## start Excerpted data
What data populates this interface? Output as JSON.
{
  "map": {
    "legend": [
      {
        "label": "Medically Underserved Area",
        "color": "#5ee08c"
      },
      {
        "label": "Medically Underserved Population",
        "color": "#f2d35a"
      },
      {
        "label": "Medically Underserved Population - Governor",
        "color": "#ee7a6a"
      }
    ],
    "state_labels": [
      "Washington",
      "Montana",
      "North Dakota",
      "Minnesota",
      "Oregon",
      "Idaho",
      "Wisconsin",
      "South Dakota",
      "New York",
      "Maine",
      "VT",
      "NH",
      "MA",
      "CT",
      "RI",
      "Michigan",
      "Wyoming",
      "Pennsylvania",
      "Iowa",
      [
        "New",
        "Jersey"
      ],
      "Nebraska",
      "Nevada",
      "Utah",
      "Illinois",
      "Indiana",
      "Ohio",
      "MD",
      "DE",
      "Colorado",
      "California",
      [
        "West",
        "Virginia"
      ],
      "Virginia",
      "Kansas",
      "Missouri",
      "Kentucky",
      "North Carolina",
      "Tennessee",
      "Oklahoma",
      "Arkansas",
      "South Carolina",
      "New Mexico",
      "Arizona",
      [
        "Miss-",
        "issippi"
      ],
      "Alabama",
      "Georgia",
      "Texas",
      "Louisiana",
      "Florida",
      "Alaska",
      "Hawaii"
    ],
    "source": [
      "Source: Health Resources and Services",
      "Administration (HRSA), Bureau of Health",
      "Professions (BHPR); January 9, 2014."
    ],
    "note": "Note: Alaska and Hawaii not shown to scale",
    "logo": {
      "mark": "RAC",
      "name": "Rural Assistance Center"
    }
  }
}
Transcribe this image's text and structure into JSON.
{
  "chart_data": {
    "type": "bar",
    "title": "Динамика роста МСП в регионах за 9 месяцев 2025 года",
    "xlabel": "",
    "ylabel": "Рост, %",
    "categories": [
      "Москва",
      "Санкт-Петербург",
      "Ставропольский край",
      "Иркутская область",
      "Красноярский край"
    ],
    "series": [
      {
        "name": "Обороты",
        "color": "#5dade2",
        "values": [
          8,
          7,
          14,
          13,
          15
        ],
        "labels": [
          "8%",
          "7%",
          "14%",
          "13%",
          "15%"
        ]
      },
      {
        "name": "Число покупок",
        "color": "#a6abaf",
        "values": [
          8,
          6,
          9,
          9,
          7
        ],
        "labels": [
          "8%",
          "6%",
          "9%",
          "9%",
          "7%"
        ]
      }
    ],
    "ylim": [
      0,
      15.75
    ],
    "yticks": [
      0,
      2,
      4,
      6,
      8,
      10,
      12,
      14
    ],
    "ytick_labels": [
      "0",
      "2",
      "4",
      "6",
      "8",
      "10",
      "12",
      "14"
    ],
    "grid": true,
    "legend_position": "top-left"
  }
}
## end Excerpted data
> [Work to complete]: For this exercise, please retype exactly the lines in the listing from the line with "Transcribe this image's" through its last line, both ends included.

> [Worked answer]:
Transcribe this image's text and structure into JSON.
{
  "chart_data": {
    "type": "bar",
    "title": "Динамика роста МСП в регионах за 9 месяцев 2025 года",
    "xlabel": "",
    "ylabel": "Рост, %",
    "categories": [
      "Москва",
      "Санкт-Петербург",
      "Ставропольский край",
      "Иркутская область",
      "Красноярский край"
    ],
    "series": [
      {
        "name": "Обороты",
        "color": "#5dade2",
        "values": [
          8,
          7,
          14,
          13,
          15
        ],
        "labels": [
          "8%",
          "7%",
          "14%",
          "13%",
          "15%"
        ]
      },
      {
        "name": "Число покупок",
        "color": "#a6abaf",
        "values": [
          8,
          6,
          9,
          9,
          7
        ],
        "labels": [
          "8%",
          "6%",
          "9%",
          "9%",
          "7%"
        ]
      }
    ],
    "ylim": [
      0,
      15.75
    ],
    "yticks": [
      0,
      2,
      4,
      6,
      8,
      10,
      12,
      14
    ],
    "ytick_labels": [
      "0",
      "2",
      "4",
      "6",
      "8",
      "10",
      "12",
      "14"
    ],
    "grid": true,
    "legend_position": "top-left"
  }
}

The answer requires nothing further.